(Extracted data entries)
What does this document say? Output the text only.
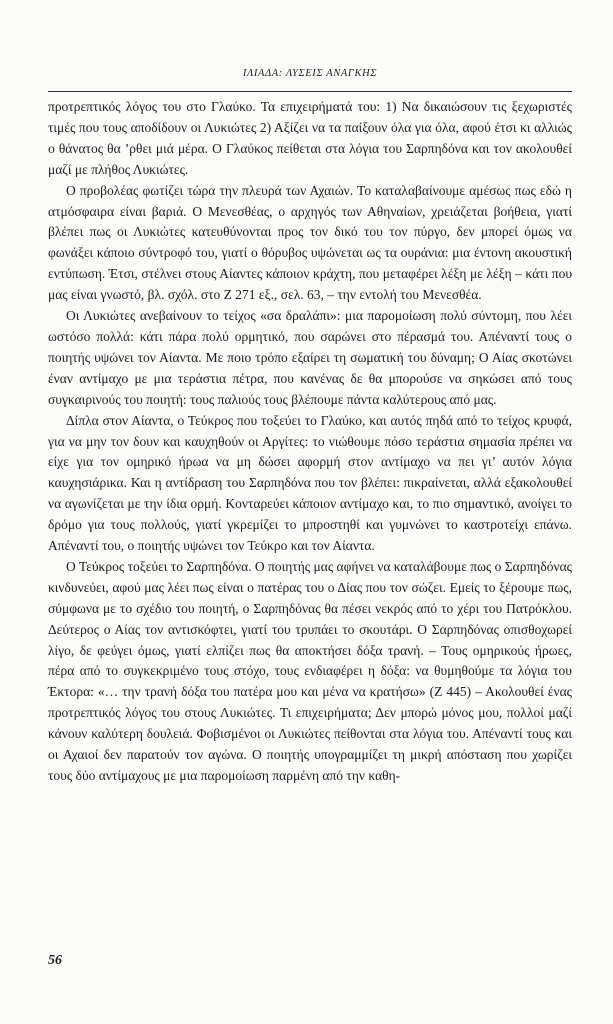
ΙΛΙΑΔΑ: ΛΥΣΕΙΣ ΑΝΑΓΚΗΣ

προτρεπτικός λόγος του στο Γλαύκο. Τα επιχειρήματά του: 1) Να δικαιώσουν τις ξεχωριστές τιμές που τους αποδίδουν οι Λυκιώτες 2) Αξίζει να τα παίξουν όλα για όλα, αφού έτσι κι αλλιώς ο θάνατος θα ’ρθει μιά μέρα. Ο Γλαύκος πείθεται στα λόγια του Σαρπηδόνα και τον ακολουθεί μαζί με πλήθος Λυκιώτες.

Ο προβολέας φωτίζει τώρα την πλευρά των Αχαιών. Το καταλαβαίνουμε αμέσως πως εδώ η ατμόσφαιρα είναι βαριά. Ο Μενεσθέας, ο αρχηγός των Αθηναίων, χρειάζεται βοήθεια, γιατί βλέπει πως οι Λυκιώτες κατευθύνονται προς τον δικό του τον πύργο, δεν μπορεί όμως να φωνάξει κάποιο σύντροφό του, γιατί ο θόρυβος υψώνεται ως τα ουράνια: μια έντονη ακουστική εντύπωση. Έτσι, στέλνει στους Αίαντες κάποιον κράχτη, που μεταφέρει λέξη με λέξη – κάτι που μας είναι γνωστό, βλ. σχόλ. στο Ζ 271 εξ., σελ. 63, – την εντολή του Μενεσθέα.

Οι Λυκιώτες ανεβαίνουν το τείχος «σα δραλάπι»: μια παρομοίωση πολύ σύντομη, που λέει ωστόσο πολλά: κάτι πάρα πολύ ορμητικό, που σαρώνει στο πέρασμά του. Απέναντί τους ο ποιητής υψώνει τον Αίαντα. Με ποιο τρόπο εξαίρει τη σωματική του δύναμη; Ο Αίας σκοτώνει έναν αντίμαχο με μια τεράστια πέτρα, που κανένας δε θα μπορούσε να σηκώσει από τους συγκαιρινούς του ποιητή: τους παλιούς τους βλέπουμε πάντα καλύτερους από μας.

Δίπλα στον Αίαντα, ο Τεύκρος που τοξεύει το Γλαύκο, και αυτός πηδά από το τείχος κρυφά, για να μην τον δουν και καυχηθούν οι Αργίτες: το νιώθουμε πόσο τεράστια σημασία πρέπει να είχε για τον ομηρικό ήρωα να μη δώσει αφορμή στον αντίμαχο να πει γι’ αυτόν λόγια καυχησιάρικα. Και η αντίδραση του Σαρπηδόνα που τον βλέπει: πικραίνεται, αλλά εξακολουθεί να αγωνίζεται με την ίδια ορμή. Κονταρεύει κάποιον αντίμαχο και, το πιο σημαντικό, ανοίγει το δρόμο για τους πολλούς, γιατί γκρεμίζει το μπροστηθί και γυμνώνει το καστροτείχι επάνω. Απέναντί του, ο ποιητής υψώνει τον Τεύκρο και τον Αίαντα.

Ο Τεύκρος τοξεύει το Σαρπηδόνα. Ο ποιητής μας αφήνει να καταλάβουμε πως ο Σαρπηδόνας κινδυνεύει, αφού μας λέει πως είναι ο πατέρας του ο Δίας που τον σώζει. Εμείς το ξέρουμε πως, σύμφωνα με το σχέδιο του ποιητή, ο Σαρπηδόνας θα πέσει νεκρός από το χέρι του Πατρόκλου. Δεύτερος ο Αίας τον αντισκόφτει, γιατί του τρυπάει το σκουτάρι. Ο Σαρπηδόνας οπισθοχωρεί λίγο, δε φεύγει όμως, γιατί ελπίζει πως θα αποκτήσει δόξα τρανή. – Τους ομηρικούς ήρωες, πέρα από το συγκεκριμένο τους στόχο, τους ενδιαφέρει η δόξα: να θυμηθούμε τα λόγια του Έκτορα: «… την τρανή δόξα του πατέρα μου και μένα να κρατήσω» (Ζ 445) – Ακολουθεί ένας προτρεπτικός λόγος του στους Λυκιώτες. Τι επιχειρήματα; Δεν μπορώ μόνος μου, πολλοί μαζί κάνουν καλύτερη δουλειά. Φοβισμένοι οι Λυκιώτες πείθονται στα λόγια του. Απέναντί τους και οι Αχαιοί δεν παρατούν τον αγώνα. Ο ποιητής υπογραμμίζει τη μικρή απόσταση που χωρίζει τους δύο αντίμαχους με μια παρομοίωση παρμένη από την καθη-

56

__Given request__. Go through the material above and copy each line that has the word "Αίας".

__Completed task__.
Οι Λυκιώτες ανεβαίνουν το τείχος «σα δραλάπι»: μια παρομοίωση πολύ σύντομη, που λέει ωστόσο πολλά: κάτι πάρα πολύ ορμητικό, που σαρώνει στο πέρασμά του. Απέναντί τους ο ποιητής υψώνει τον Αίαντα. Με ποιο τρόπο εξαίρει τη σωματική του δύναμη; Ο Αίας σκοτώνει έναν αντίμαχο με μια τεράστια πέτρα, που κανένας δε θα μπορούσε να σηκώσει από τους συγκαιρινούς του ποιητή: τους παλιούς τους βλέπουμε πάντα καλύτερους από μας.
Ο Τεύκρος τοξεύει το Σαρπηδόνα. Ο ποιητής μας αφήνει να καταλάβουμε πως ο Σαρπηδόνας κινδυνεύει, αφού μας λέει πως είναι ο πατέρας του ο Δίας που τον σώζει. Εμείς το ξέρουμε πως, σύμφωνα με το σχέδιο του ποιητή, ο Σαρπηδόνας θα πέσει νεκρός από το χέρι του Πατρόκλου. Δεύτερος ο Αίας τον αντισκόφτει, γιατί του τρυπάει το σκουτάρι. Ο Σαρπηδόνας οπισθοχωρεί λίγο, δε φεύγει όμως, γιατί ελπίζει πως θα αποκτήσει δόξα τρανή. – Τους ομηρικούς ήρωες, πέρα από το συγκεκριμένο τους στόχο, τους ενδιαφέρει η δόξα: να θυμηθούμε τα λόγια του Έκτορα: «… την τρανή δόξα του πατέρα μου και μένα να κρατήσω» (Ζ 445) – Ακολουθεί ένας προτρεπτικός λόγος του στους Λυκιώτες. Τι επιχειρήματα; Δεν μπορώ μόνος μου, πολλοί μαζί κάνουν καλύτερη δουλειά. Φοβισμένοι οι Λυκιώτες πείθονται στα λόγια του. Απέναντί τους και οι Αχαιοί δεν παρατούν τον αγώνα. Ο ποιητής υπογραμμίζει τη μικρή απόσταση που χωρίζει τους δύο αντίμαχους με μια παρομοίωση παρμένη από την καθη-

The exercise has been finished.